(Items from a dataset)
◇ ◇ ◇
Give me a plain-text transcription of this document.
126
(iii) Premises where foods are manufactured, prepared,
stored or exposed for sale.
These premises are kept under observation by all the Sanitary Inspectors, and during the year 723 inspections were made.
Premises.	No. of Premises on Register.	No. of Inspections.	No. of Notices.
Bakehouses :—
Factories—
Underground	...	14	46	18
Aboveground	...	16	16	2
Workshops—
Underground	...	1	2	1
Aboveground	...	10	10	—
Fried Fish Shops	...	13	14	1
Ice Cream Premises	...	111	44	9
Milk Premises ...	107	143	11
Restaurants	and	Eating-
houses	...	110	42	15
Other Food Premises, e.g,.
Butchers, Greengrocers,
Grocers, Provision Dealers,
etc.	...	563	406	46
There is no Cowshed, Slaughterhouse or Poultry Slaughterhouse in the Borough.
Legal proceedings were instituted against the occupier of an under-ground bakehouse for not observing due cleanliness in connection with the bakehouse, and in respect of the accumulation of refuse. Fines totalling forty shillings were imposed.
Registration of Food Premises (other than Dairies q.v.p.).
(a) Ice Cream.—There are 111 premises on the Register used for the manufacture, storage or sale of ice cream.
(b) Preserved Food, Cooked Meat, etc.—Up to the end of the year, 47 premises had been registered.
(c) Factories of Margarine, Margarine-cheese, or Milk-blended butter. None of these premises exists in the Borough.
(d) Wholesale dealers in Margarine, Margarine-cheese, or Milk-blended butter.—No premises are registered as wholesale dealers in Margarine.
◇ ◇ ◇
*DIRECTIONS FOR THIS TASK*
Reproduce each entry word for word.

*ANSWER TO THE PROBLEM*
Give me a plain-text transcription of this document.
126
(iii) Premises where foods are manufactured, prepared,
stored or exposed for sale.
These premises are kept under observation by all the Sanitary Inspectors, and during the year 723 inspections were made.
Premises.	No. of Premises on Register.	No. of Inspections.	No. of Notices.
Bakehouses :—
Factories—
Underground	...	14	46	18
Aboveground	...	16	16	2
Workshops—
Underground	...	1	2	1
Aboveground	...	10	10	—
Fried Fish Shops	...	13	14	1
Ice Cream Premises	...	111	44	9
Milk Premises ...	107	143	11
Restaurants	and	Eating-
houses	...	110	42	15
Other Food Premises, e.g,.
Butchers, Greengrocers,
Grocers, Provision Dealers,
etc.	...	563	406	46
There is no Cowshed, Slaughterhouse or Poultry Slaughterhouse in the Borough.
Legal proceedings were instituted against the occupier of an under-ground bakehouse for not observing due cleanliness in connection with the bakehouse, and in respect of the accumulation of refuse. Fines totalling forty shillings were imposed.
Registration of Food Premises (other than Dairies q.v.p.).
(a) Ice Cream.—There are 111 premises on the Register used for the manufacture, storage or sale of ice cream.
(b) Preserved Food, Cooked Meat, etc.—Up to the end of the year, 47 premises had been registered.
(c) Factories of Margarine, Margarine-cheese, or Milk-blended butter. None of these premises exists in the Borough.
(d) Wholesale dealers in Margarine, Margarine-cheese, or Milk-blended butter.—No premises are registered as wholesale dealers in Margarine.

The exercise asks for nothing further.